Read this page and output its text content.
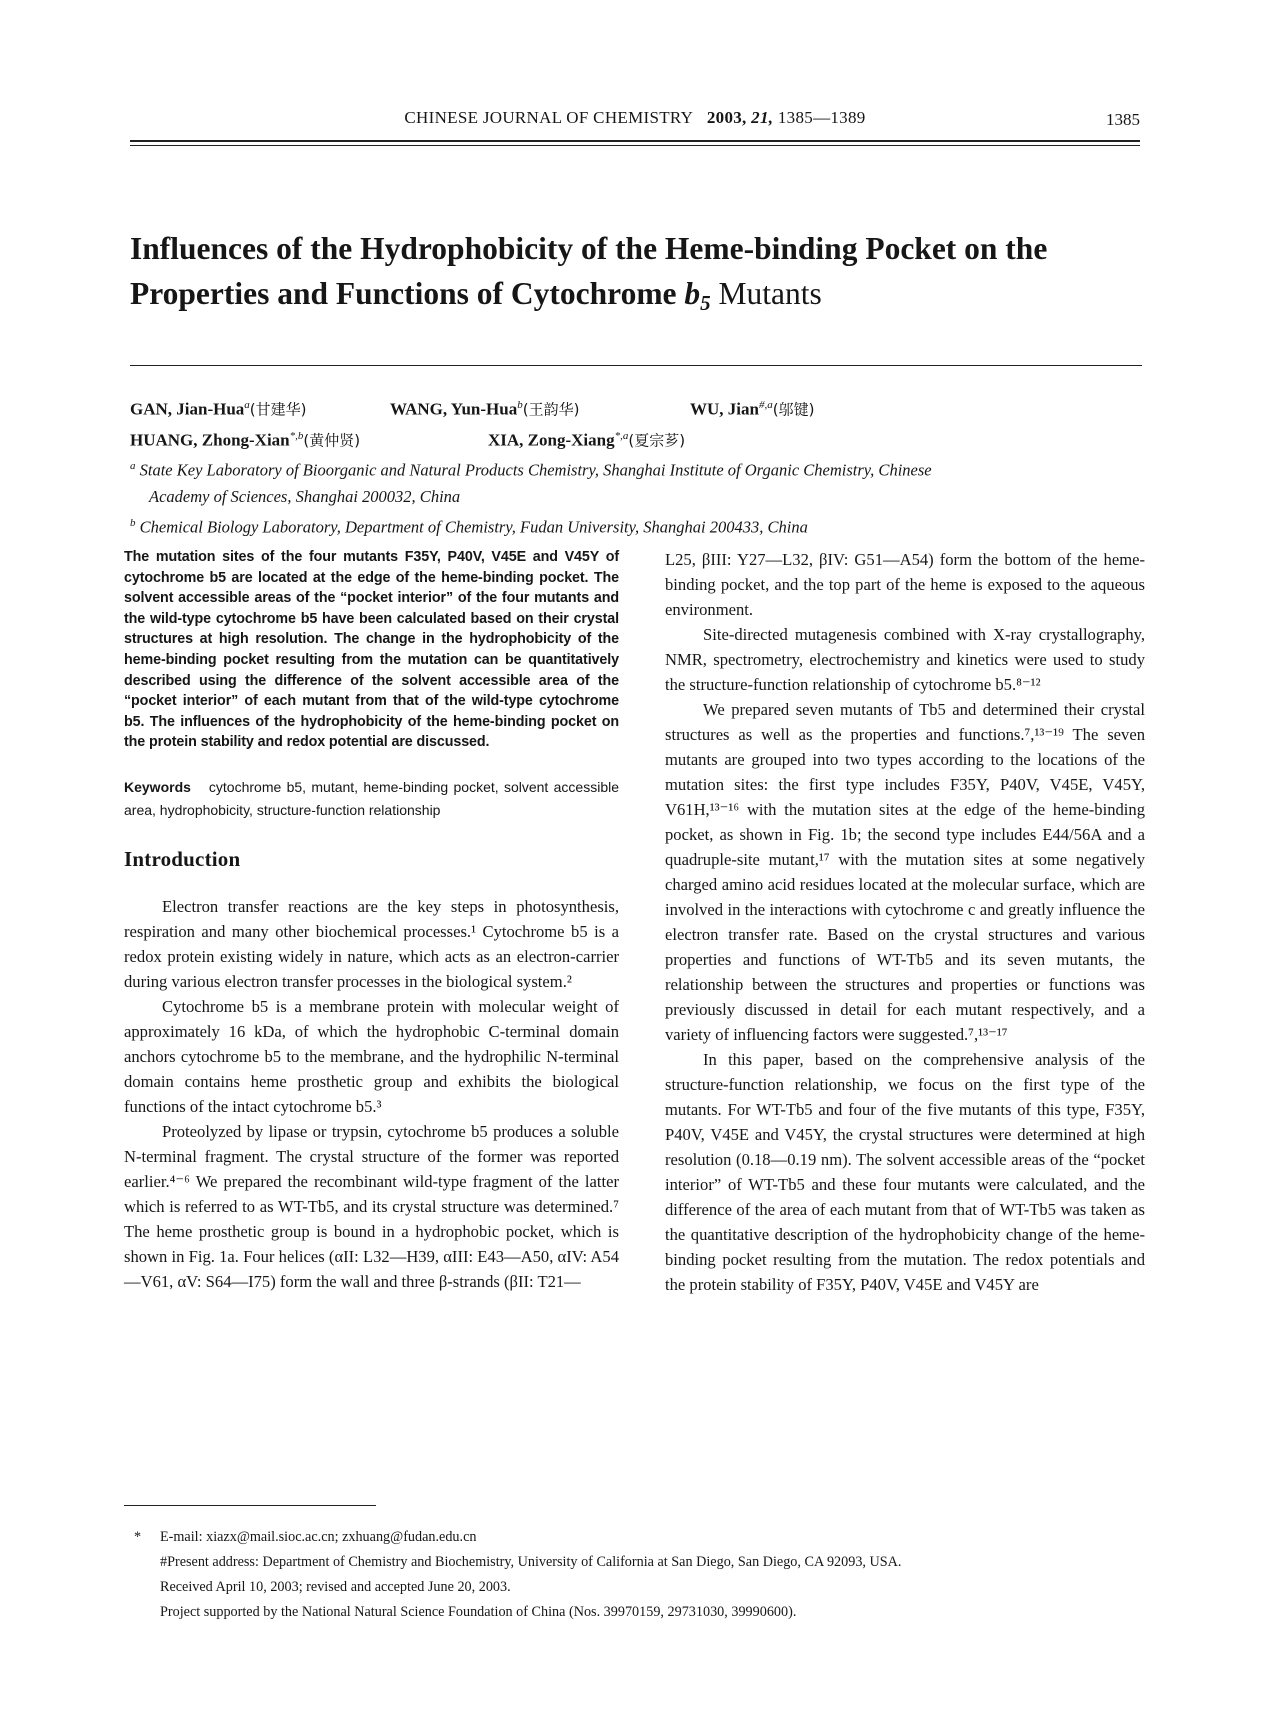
CHINESE JOURNAL OF CHEMISTRY 2003, 21, 1385—1389	1385
Influences of the Hydrophobicity of the Heme-binding Pocket on the
Properties and Functions of Cytochrome $b_5$ Mutants
GAN, Jian-Hua$^a$(甘建华)	WANG, Yun-Hua$^b$(王韵华)	WU, Jian$^{\#,a}$(邬键)
HUANG, Zhong-Xian$^{*,b}$(黄仲贤)	XIA, Zong-Xiang$^{*,a}$(夏宗芗)
$^a$ State Key Laboratory of Bioorganic and Natural Products Chemistry, Shanghai Institute of Organic Chemistry, Chinese
Academy of Sciences, Shanghai 200032, China
$^b$ Chemical Biology Laboratory, Department of Chemistry, Fudan University, Shanghai 200433, China

The mutation sites of the four mutants F35Y, P40V, V45E and V45Y of cytochrome b5 are located at the edge of the heme-binding pocket. The solvent accessible areas of the “pocket interior” of the four mutants and the wild-type cytochrome b5 have been calculated based on their crystal structures at high resolution. The change in the hydrophobicity of the heme-binding pocket resulting from the mutation can be quantitatively described using the difference of the solvent accessible area of the “pocket interior” of each mutant from that of the wild-type cytochrome b5. The influences of the hydrophobicity of the heme-binding pocket on the protein stability and redox potential are discussed.

Keywords cytochrome b5, mutant, heme-binding pocket, solvent accessible area, hydrophobicity, structure-function relationship

Introduction

Electron transfer reactions are the key steps in photosynthesis, respiration and many other biochemical processes.¹ Cytochrome b5 is a redox protein existing widely in nature, which acts as an electron-carrier during various electron transfer processes in the biological system.²

Cytochrome b5 is a membrane protein with molecular weight of approximately 16 kDa, of which the hydrophobic C-terminal domain anchors cytochrome b5 to the membrane, and the hydrophilic N-terminal domain contains heme prosthetic group and exhibits the biological functions of the intact cytochrome b5.³

Proteolyzed by lipase or trypsin, cytochrome b5 produces a soluble N-terminal fragment. The crystal structure of the former was reported earlier.⁴⁻⁶ We prepared the recombinant wild-type fragment of the latter which is referred to as WT-Tb5, and its crystal structure was determined.⁷ The heme prosthetic group is bound in a hydrophobic pocket, which is shown in Fig. 1a. Four helices (αII: L32—H39, αIII: E43—A50, αIV: A54—V61, αV: S64—I75) form the wall and three β-strands (βII: T21—

L25, βIII: Y27—L32, βIV: G51—A54) form the bottom of the heme-binding pocket, and the top part of the heme is exposed to the aqueous environment.

Site-directed mutagenesis combined with X-ray crystallography, NMR, spectrometry, electrochemistry and kinetics were used to study the structure-function relationship of cytochrome b5.⁸⁻¹²

We prepared seven mutants of Tb5 and determined their crystal structures as well as the properties and functions.⁷,¹³⁻¹⁹ The seven mutants are grouped into two types according to the locations of the mutation sites: the first type includes F35Y, P40V, V45E, V45Y, V61H,¹³⁻¹⁶ with the mutation sites at the edge of the heme-binding pocket, as shown in Fig. 1b; the second type includes E44/56A and a quadruple-site mutant,¹⁷ with the mutation sites at some negatively charged amino acid residues located at the molecular surface, which are involved in the interactions with cytochrome c and greatly influence the electron transfer rate. Based on the crystal structures and various properties and functions of WT-Tb5 and its seven mutants, the relationship between the structures and properties or functions was previously discussed in detail for each mutant respectively, and a variety of influencing factors were suggested.⁷,¹³⁻¹⁷

In this paper, based on the comprehensive analysis of the structure-function relationship, we focus on the first type of the mutants. For WT-Tb5 and four of the five mutants of this type, F35Y, P40V, V45E and V45Y, the crystal structures were determined at high resolution (0.18—0.19 nm). The solvent accessible areas of the “pocket interior” of WT-Tb5 and these four mutants were calculated, and the difference of the area of each mutant from that of WT-Tb5 was taken as the quantitative description of the hydrophobicity change of the heme-binding pocket resulting from the mutation. The redox potentials and the protein stability of F35Y, P40V, V45E and V45Y are

* E-mail: xiazx@mail.sioc.ac.cn; zxhuang@fudan.edu.cn

#Present address: Department of Chemistry and Biochemistry, University of California at San Diego, San Diego, CA 92093, USA.

Received April 10, 2003; revised and accepted June 20, 2003.

Project supported by the National Natural Science Foundation of China (Nos. 39970159, 29731030, 39990600).
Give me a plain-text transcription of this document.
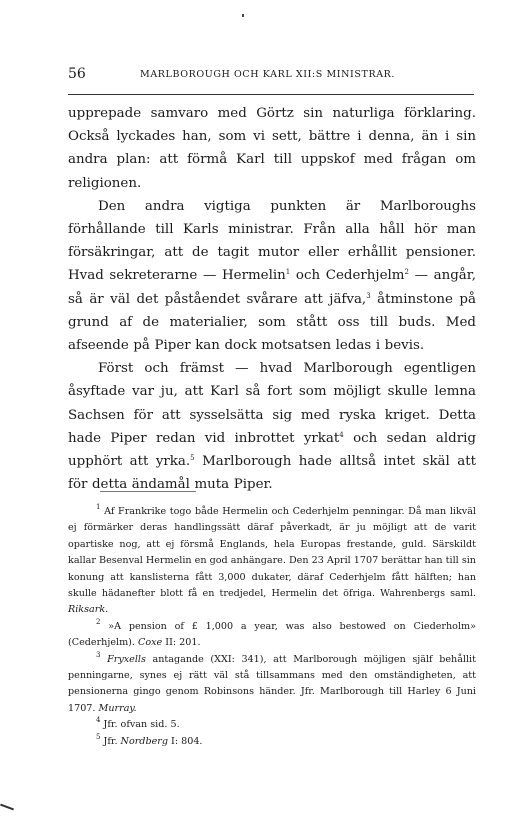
56	MARLBOROUGH OCH KARL XII:S MINISTRAR.

upprepade samvaro med Görtz sin naturliga förklaring. Också lyckades han, som vi sett, bättre i denna, än i sin andra plan: att förmå Karl till uppskof med frågan om religionen.

Den andra vigtiga punkten är Marlboroughs förhållande till Karls ministrar. Från alla håll hör man försäkringar, att de tagit mutor eller erhållit pensioner. Hvad sekreterarne — Hermelin$^1$ och Cederhjelm$^2$ — angår, så är väl det påståendet svårare att jäfva,$^3$ åtminstone på grund af de materialier, som stått oss till buds. Med afseende på Piper kan dock motsatsen ledas i bevis.

Först och främst — hvad Marlborough egentligen åsyftade var ju, att Karl så fort som möjligt skulle lemna Sachsen för att sysselsätta sig med ryska kriget. Detta hade Piper redan vid inbrottet yrkat$^4$ och sedan aldrig upphört att yrka.$^5$ Marlborough hade alltså intet skäl att för detta ändamål muta Piper.

$^1$ Af Frankrike togo både Hermelin och Cederhjelm penningar. Då man likväl ej förmärker deras handlingssätt däraf påverkadt, är ju möjligt att de varit opartiske nog, att ej försmå Englands, hela Europas frestande, guld. Särskildt kallar Besenval Hermelin en god anhängare. Den 23 April 1707 berättar han till sin konung att kanslisterna fått 3,000 dukater, däraf Cederhjelm fått hälften; han skulle hädanefter blott få en tredjedel, Hermelin det öfriga. Wahrenbergs saml. Riksark.

$^2$ »A pension of £ 1,000 a year, was also bestowed on Ciederholm» (Cederhjelm). Coxe II: 201.

$^3$ Fryxells antagande (XXI: 341), att Marlborough möjligen själf behållit penningarne, synes ej rätt väl stå tillsammans med den omständigheten, att pensionerna gingo genom Robinsons händer. Jfr. Marlborough till Harley 6 Juni 1707. Murray.

$^4$ Jfr. ofvan sid. 5.

$^5$ Jfr. Nordberg I: 804.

TASK REQUIREMENTS: Quote the material in full and exactly; do not carry over its pictures.

RESPONSE TO THIS EXERCISE:
Read this page and output its text content.
CHINESE JOURNAL OF CHEMISTRY 2003, 21, 1385—1389	1385
Influences of the Hydrophobicity of the Heme-binding Pocket on the
Properties and Functions of Cytochrome $b_5$ Mutants
GAN, Jian-Hua$^a$(甘建华)	WANG, Yun-Hua$^b$(王韵华)	WU, Jian$^{\#,a}$(邬键)
HUANG, Zhong-Xian$^{*,b}$(黄仲贤)	XIA, Zong-Xiang$^{*,a}$(夏宗芗)
$^a$ State Key Laboratory of Bioorganic and Natural Products Chemistry, Shanghai Institute of Organic Chemistry, Chinese
Academy of Sciences, Shanghai 200032, China
$^b$ Chemical Biology Laboratory, Department of Chemistry, Fudan University, Shanghai 200433, China

The mutation sites of the four mutants F35Y, P40V, V45E and V45Y of cytochrome b5 are located at the edge of the heme-binding pocket. The solvent accessible areas of the “pocket interior” of the four mutants and the wild-type cytochrome b5 have been calculated based on their crystal structures at high resolution. The change in the hydrophobicity of the heme-binding pocket resulting from the mutation can be quantitatively described using the difference of the solvent accessible area of the “pocket interior” of each mutant from that of the wild-type cytochrome b5. The influences of the hydrophobicity of the heme-binding pocket on the protein stability and redox potential are discussed.

Keywords cytochrome b5, mutant, heme-binding pocket, solvent accessible area, hydrophobicity, structure-function relationship

Introduction

Electron transfer reactions are the key steps in photosynthesis, respiration and many other biochemical processes.¹ Cytochrome b5 is a redox protein existing widely in nature, which acts as an electron-carrier during various electron transfer processes in the biological system.²

Cytochrome b5 is a membrane protein with molecular weight of approximately 16 kDa, of which the hydrophobic C-terminal domain anchors cytochrome b5 to the membrane, and the hydrophilic N-terminal domain contains heme prosthetic group and exhibits the biological functions of the intact cytochrome b5.³

Proteolyzed by lipase or trypsin, cytochrome b5 produces a soluble N-terminal fragment. The crystal structure of the former was reported earlier.⁴⁻⁶ We prepared the recombinant wild-type fragment of the latter which is referred to as WT-Tb5, and its crystal structure was determined.⁷ The heme prosthetic group is bound in a hydrophobic pocket, which is shown in Fig. 1a. Four helices (αII: L32—H39, αIII: E43—A50, αIV: A54—V61, αV: S64—I75) form the wall and three β-strands (βII: T21—

L25, βIII: Y27—L32, βIV: G51—A54) form the bottom of the heme-binding pocket, and the top part of the heme is exposed to the aqueous environment.

Site-directed mutagenesis combined with X-ray crystallography, NMR, spectrometry, electrochemistry and kinetics were used to study the structure-function relationship of cytochrome b5.⁸⁻¹²

We prepared seven mutants of Tb5 and determined their crystal structures as well as the properties and functions.⁷,¹³⁻¹⁹ The seven mutants are grouped into two types according to the locations of the mutation sites: the first type includes F35Y, P40V, V45E, V45Y, V61H,¹³⁻¹⁶ with the mutation sites at the edge of the heme-binding pocket, as shown in Fig. 1b; the second type includes E44/56A and a quadruple-site mutant,¹⁷ with the mutation sites at some negatively charged amino acid residues located at the molecular surface, which are involved in the interactions with cytochrome c and greatly influence the electron transfer rate. Based on the crystal structures and various properties and functions of WT-Tb5 and its seven mutants, the relationship between the structures and properties or functions was previously discussed in detail for each mutant respectively, and a variety of influencing factors were suggested.⁷,¹³⁻¹⁷

In this paper, based on the comprehensive analysis of the structure-function relationship, we focus on the first type of the mutants. For WT-Tb5 and four of the five mutants of this type, F35Y, P40V, V45E and V45Y, the crystal structures were determined at high resolution (0.18—0.19 nm). The solvent accessible areas of the “pocket interior” of WT-Tb5 and these four mutants were calculated, and the difference of the area of each mutant from that of WT-Tb5 was taken as the quantitative description of the hydrophobicity change of the heme-binding pocket resulting from the mutation. The redox potentials and the protein stability of F35Y, P40V, V45E and V45Y are

* E-mail: xiazx@mail.sioc.ac.cn; zxhuang@fudan.edu.cn

#Present address: Department of Chemistry and Biochemistry, University of California at San Diego, San Diego, CA 92093, USA.

Received April 10, 2003; revised and accepted June 20, 2003.

Project supported by the National Natural Science Foundation of China (Nos. 39970159, 29731030, 39990600).
Give me a plain-text transcription of this document.
56	MARLBOROUGH OCH KARL XII:S MINISTRAR.

upprepade samvaro med Görtz sin naturliga förklaring. Också lyckades han, som vi sett, bättre i denna, än i sin andra plan: att förmå Karl till uppskof med frågan om religionen.

Den andra vigtiga punkten är Marlboroughs förhållande till Karls ministrar. Från alla håll hör man försäkringar, att de tagit mutor eller erhållit pensioner. Hvad sekreterarne — Hermelin$^1$ och Cederhjelm$^2$ — angår, så är väl det påståendet svårare att jäfva,$^3$ åtminstone på grund af de materialier, som stått oss till buds. Med afseende på Piper kan dock motsatsen ledas i bevis.

Först och främst — hvad Marlborough egentligen åsyftade var ju, att Karl så fort som möjligt skulle lemna Sachsen för att sysselsätta sig med ryska kriget. Detta hade Piper redan vid inbrottet yrkat$^4$ och sedan aldrig upphört att yrka.$^5$ Marlborough hade alltså intet skäl att för detta ändamål muta Piper.

$^1$ Af Frankrike togo både Hermelin och Cederhjelm penningar. Då man likväl ej förmärker deras handlingssätt däraf påverkadt, är ju möjligt att de varit opartiske nog, att ej försmå Englands, hela Europas frestande, guld. Särskildt kallar Besenval Hermelin en god anhängare. Den 23 April 1707 berättar han till sin konung att kanslisterna fått 3,000 dukater, däraf Cederhjelm fått hälften; han skulle hädanefter blott få en tredjedel, Hermelin det öfriga. Wahrenbergs saml. Riksark.

$^2$ »A pension of £ 1,000 a year, was also bestowed on Ciederholm» (Cederhjelm). Coxe II: 201.

$^3$ Fryxells antagande (XXI: 341), att Marlborough möjligen själf behållit penningarne, synes ej rätt väl stå tillsammans med den omständigheten, att pensionerna gingo genom Robinsons händer. Jfr. Marlborough till Harley 6 Juni 1707. Murray.

$^4$ Jfr. ofvan sid. 5.

$^5$ Jfr. Nordberg I: 804.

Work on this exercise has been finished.